• _Extracted records_
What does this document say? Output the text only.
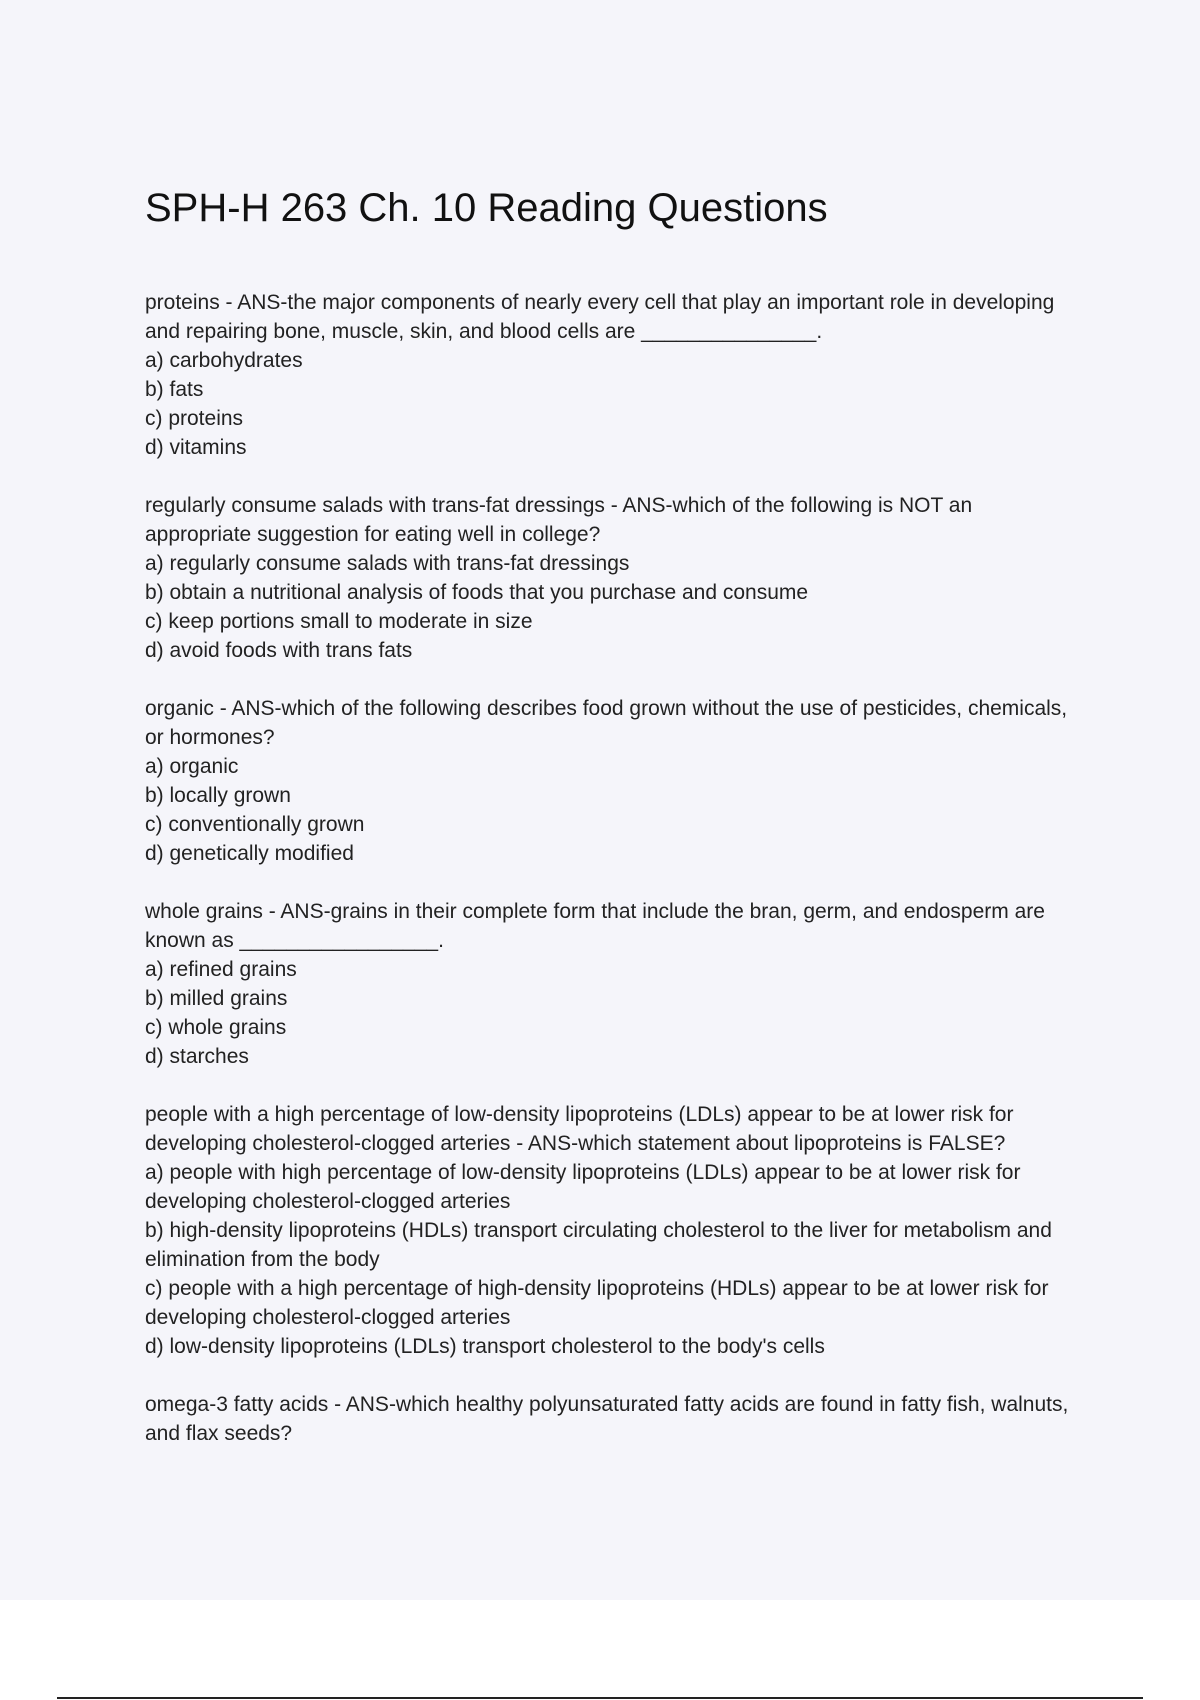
SPH-H 263 Ch. 10 Reading Questions

proteins - ANS-the major components of nearly every cell that play an important role in developing and repairing bone, muscle, skin, and blood cells are _______________.

a) carbohydrates

b) fats

c) proteins

d) vitamins

regularly consume salads with trans-fat dressings - ANS-which of the following is NOT an appropriate suggestion for eating well in college?

a) regularly consume salads with trans-fat dressings

b) obtain a nutritional analysis of foods that you purchase and consume

c) keep portions small to moderate in size

d) avoid foods with trans fats

organic - ANS-which of the following describes food grown without the use of pesticides, chemicals, or hormones?

a) organic

b) locally grown

c) conventionally grown

d) genetically modified

whole grains - ANS-grains in their complete form that include the bran, germ, and endosperm are known as _________________.

a) refined grains

b) milled grains

c) whole grains

d) starches

people with a high percentage of low-density lipoproteins (LDLs) appear to be at lower risk for developing cholesterol-clogged arteries - ANS-which statement about lipoproteins is FALSE?

a) people with high percentage of low-density lipoproteins (LDLs) appear to be at lower risk for developing cholesterol-clogged arteries

b) high-density lipoproteins (HDLs) transport circulating cholesterol to the liver for metabolism and elimination from the body

c) people with a high percentage of high-density lipoproteins (HDLs) appear to be at lower risk for developing cholesterol-clogged arteries

d) low-density lipoproteins (LDLs) transport cholesterol to the body's cells

omega-3 fatty acids - ANS-which healthy polyunsaturated fatty acids are found in fatty fish, walnuts, and flax seeds?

• _Task description_
Please filter the listing down to lines that include the word "high".

• _Exercise result_
people with a high percentage of low-density lipoproteins (LDLs) appear to be at lower risk for developing cholesterol-clogged arteries - ANS-which statement about lipoproteins is FALSE?
a) people with high percentage of low-density lipoproteins (LDLs) appear to be at lower risk for developing cholesterol-clogged arteries
b) high-density lipoproteins (HDLs) transport circulating cholesterol to the liver for metabolism and elimination from the body
c) people with a high percentage of high-density lipoproteins (HDLs) appear to be at lower risk for developing cholesterol-clogged arteries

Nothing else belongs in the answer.